» Dataset entries
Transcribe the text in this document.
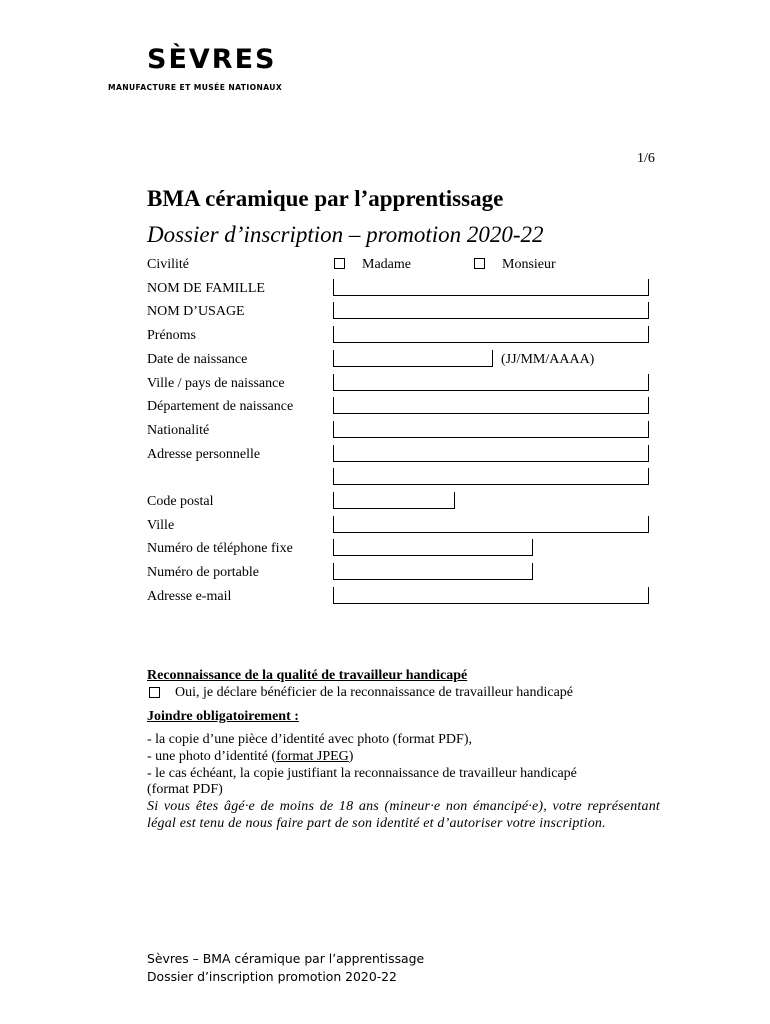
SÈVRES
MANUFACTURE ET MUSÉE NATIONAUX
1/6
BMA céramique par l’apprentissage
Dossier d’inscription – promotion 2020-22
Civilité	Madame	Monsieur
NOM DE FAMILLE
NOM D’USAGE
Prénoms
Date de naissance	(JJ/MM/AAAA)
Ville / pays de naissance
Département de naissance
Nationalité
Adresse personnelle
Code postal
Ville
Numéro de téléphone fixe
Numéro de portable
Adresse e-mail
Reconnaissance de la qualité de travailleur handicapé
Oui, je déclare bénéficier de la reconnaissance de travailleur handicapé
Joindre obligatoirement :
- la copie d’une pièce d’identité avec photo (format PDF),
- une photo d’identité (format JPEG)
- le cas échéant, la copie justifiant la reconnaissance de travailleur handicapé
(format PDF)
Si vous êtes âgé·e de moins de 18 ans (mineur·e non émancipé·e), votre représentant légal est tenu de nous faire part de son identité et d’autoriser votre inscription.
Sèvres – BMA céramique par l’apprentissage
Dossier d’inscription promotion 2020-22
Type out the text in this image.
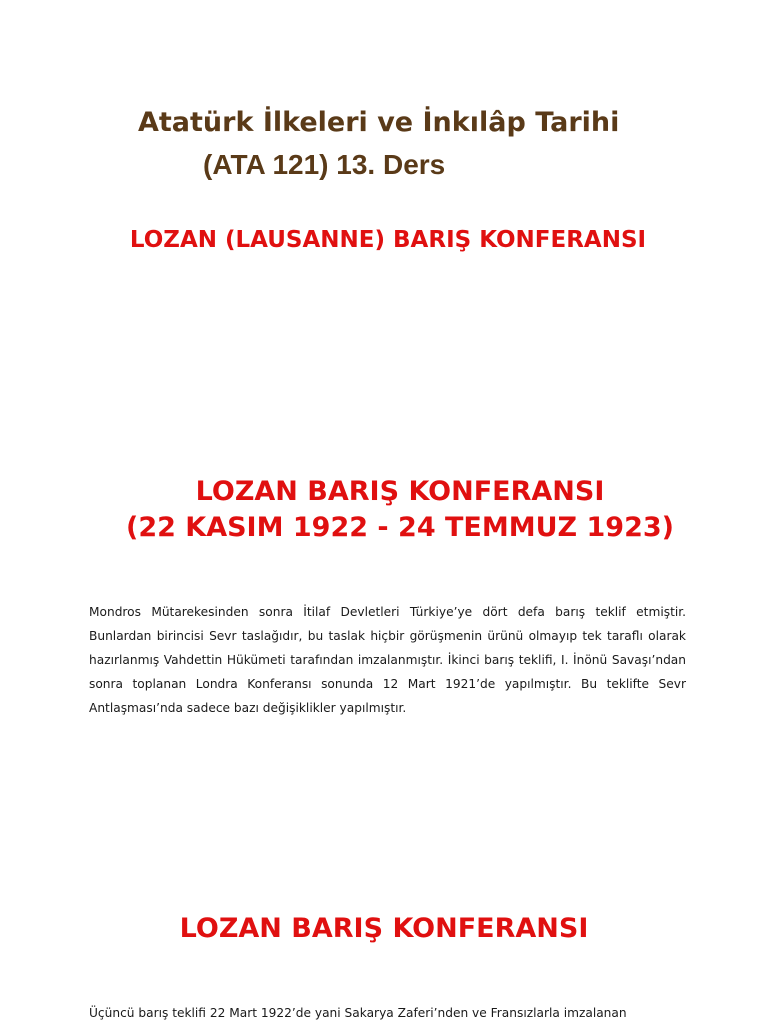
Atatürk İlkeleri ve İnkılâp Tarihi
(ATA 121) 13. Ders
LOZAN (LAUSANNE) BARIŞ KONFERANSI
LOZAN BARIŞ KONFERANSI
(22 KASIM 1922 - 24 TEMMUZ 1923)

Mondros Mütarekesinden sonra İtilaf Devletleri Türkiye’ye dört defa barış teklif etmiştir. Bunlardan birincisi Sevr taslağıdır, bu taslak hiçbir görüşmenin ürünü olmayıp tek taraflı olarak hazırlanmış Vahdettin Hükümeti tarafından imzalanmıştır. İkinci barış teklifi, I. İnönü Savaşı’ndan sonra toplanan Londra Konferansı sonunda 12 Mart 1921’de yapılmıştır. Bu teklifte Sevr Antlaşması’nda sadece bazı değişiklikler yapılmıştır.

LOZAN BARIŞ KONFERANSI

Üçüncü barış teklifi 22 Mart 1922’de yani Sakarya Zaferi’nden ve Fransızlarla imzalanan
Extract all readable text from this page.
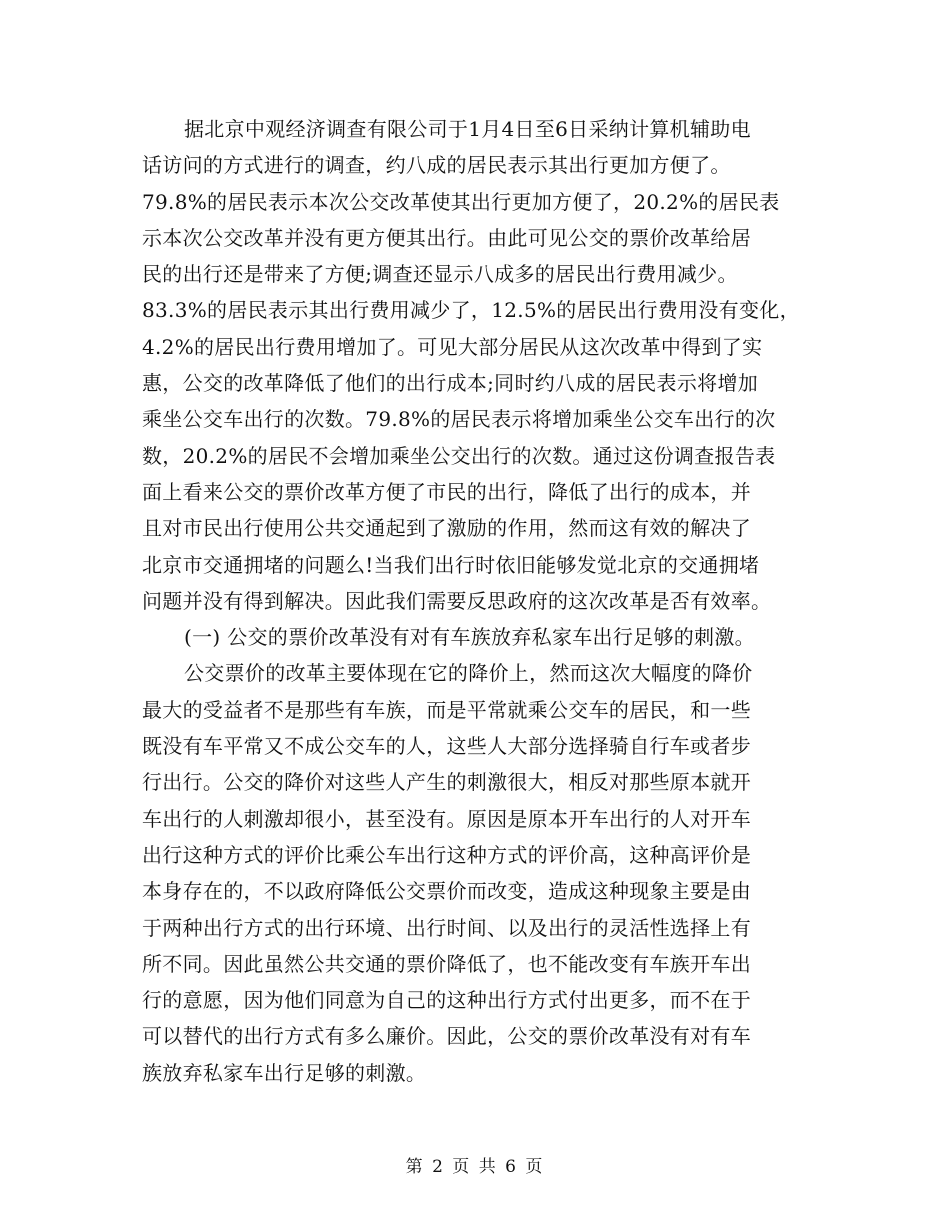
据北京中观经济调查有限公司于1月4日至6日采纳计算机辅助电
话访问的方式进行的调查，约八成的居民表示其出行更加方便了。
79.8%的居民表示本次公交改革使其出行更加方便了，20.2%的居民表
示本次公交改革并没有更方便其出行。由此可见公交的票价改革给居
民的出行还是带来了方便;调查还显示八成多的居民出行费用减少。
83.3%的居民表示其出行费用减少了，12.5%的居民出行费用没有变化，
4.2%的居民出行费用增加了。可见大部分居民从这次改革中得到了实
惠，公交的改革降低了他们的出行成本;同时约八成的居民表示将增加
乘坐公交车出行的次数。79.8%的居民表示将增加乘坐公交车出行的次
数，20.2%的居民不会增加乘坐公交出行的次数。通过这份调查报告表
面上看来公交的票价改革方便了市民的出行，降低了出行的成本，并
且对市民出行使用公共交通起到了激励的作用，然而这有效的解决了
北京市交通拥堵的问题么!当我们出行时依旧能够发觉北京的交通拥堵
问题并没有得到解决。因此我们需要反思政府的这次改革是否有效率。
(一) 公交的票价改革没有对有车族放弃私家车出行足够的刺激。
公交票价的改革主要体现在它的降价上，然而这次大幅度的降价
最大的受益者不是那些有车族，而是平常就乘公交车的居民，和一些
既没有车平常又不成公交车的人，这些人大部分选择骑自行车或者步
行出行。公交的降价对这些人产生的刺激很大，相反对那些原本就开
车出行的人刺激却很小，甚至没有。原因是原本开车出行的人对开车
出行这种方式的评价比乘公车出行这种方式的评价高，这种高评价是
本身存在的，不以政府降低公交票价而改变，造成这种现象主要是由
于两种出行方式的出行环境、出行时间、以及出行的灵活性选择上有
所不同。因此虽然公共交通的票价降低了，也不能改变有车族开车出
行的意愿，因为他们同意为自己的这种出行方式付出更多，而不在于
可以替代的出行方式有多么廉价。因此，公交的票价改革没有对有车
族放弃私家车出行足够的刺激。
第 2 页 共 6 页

» Set task
Copy out all of the material exactly as written, without its pictures.

» Finished task
Transcribe the text in this document.
SÈVRES
MANUFACTURE ET MUSÉE NATIONAUX
1/6
BMA céramique par l’apprentissage
Dossier d’inscription – promotion 2020-22
Civilité	Madame	Monsieur
NOM DE FAMILLE
NOM D’USAGE
Prénoms
Date de naissance	(JJ/MM/AAAA)
Ville / pays de naissance
Département de naissance
Nationalité
Adresse personnelle
Code postal
Ville
Numéro de téléphone fixe
Numéro de portable
Adresse e-mail
Reconnaissance de la qualité de travailleur handicapé
Oui, je déclare bénéficier de la reconnaissance de travailleur handicapé
Joindre obligatoirement :
- la copie d’une pièce d’identité avec photo (format PDF),
- une photo d’identité (format JPEG)
- le cas échéant, la copie justifiant la reconnaissance de travailleur handicapé
(format PDF)
Si vous êtes âgé·e de moins de 18 ans (mineur·e non émancipé·e), votre représentant légal est tenu de nous faire part de son identité et d’autoriser votre inscription.
Sèvres – BMA céramique par l’apprentissage
Dossier d’inscription promotion 2020-22
Type out the text in this image.
Atatürk İlkeleri ve İnkılâp Tarihi
(ATA 121) 13. Ders
LOZAN (LAUSANNE) BARIŞ KONFERANSI
LOZAN BARIŞ KONFERANSI
(22 KASIM 1922 - 24 TEMMUZ 1923)

Mondros Mütarekesinden sonra İtilaf Devletleri Türkiye’ye dört defa barış teklif etmiştir. Bunlardan birincisi Sevr taslağıdır, bu taslak hiçbir görüşmenin ürünü olmayıp tek taraflı olarak hazırlanmış Vahdettin Hükümeti tarafından imzalanmıştır. İkinci barış teklifi, I. İnönü Savaşı’ndan sonra toplanan Londra Konferansı sonunda 12 Mart 1921’de yapılmıştır. Bu teklifte Sevr Antlaşması’nda sadece bazı değişiklikler yapılmıştır.

LOZAN BARIŞ KONFERANSI

Üçüncü barış teklifi 22 Mart 1922’de yani Sakarya Zaferi’nden ve Fransızlarla imzalanan
Extract all readable text from this page.
据北京中观经济调查有限公司于1月4日至6日采纳计算机辅助电
话访问的方式进行的调查，约八成的居民表示其出行更加方便了。
79.8%的居民表示本次公交改革使其出行更加方便了，20.2%的居民表
示本次公交改革并没有更方便其出行。由此可见公交的票价改革给居
民的出行还是带来了方便;调查还显示八成多的居民出行费用减少。
83.3%的居民表示其出行费用减少了，12.5%的居民出行费用没有变化，
4.2%的居民出行费用增加了。可见大部分居民从这次改革中得到了实
惠，公交的改革降低了他们的出行成本;同时约八成的居民表示将增加
乘坐公交车出行的次数。79.8%的居民表示将增加乘坐公交车出行的次
数，20.2%的居民不会增加乘坐公交出行的次数。通过这份调查报告表
面上看来公交的票价改革方便了市民的出行，降低了出行的成本，并
且对市民出行使用公共交通起到了激励的作用，然而这有效的解决了
北京市交通拥堵的问题么!当我们出行时依旧能够发觉北京的交通拥堵
问题并没有得到解决。因此我们需要反思政府的这次改革是否有效率。
(一) 公交的票价改革没有对有车族放弃私家车出行足够的刺激。
公交票价的改革主要体现在它的降价上，然而这次大幅度的降价
最大的受益者不是那些有车族，而是平常就乘公交车的居民，和一些
既没有车平常又不成公交车的人，这些人大部分选择骑自行车或者步
行出行。公交的降价对这些人产生的刺激很大，相反对那些原本就开
车出行的人刺激却很小，甚至没有。原因是原本开车出行的人对开车
出行这种方式的评价比乘公车出行这种方式的评价高，这种高评价是
本身存在的，不以政府降低公交票价而改变，造成这种现象主要是由
于两种出行方式的出行环境、出行时间、以及出行的灵活性选择上有
所不同。因此虽然公共交通的票价降低了，也不能改变有车族开车出
行的意愿，因为他们同意为自己的这种出行方式付出更多，而不在于
可以替代的出行方式有多么廉价。因此，公交的票价改革没有对有车
族放弃私家车出行足够的刺激。
第 2 页 共 6 页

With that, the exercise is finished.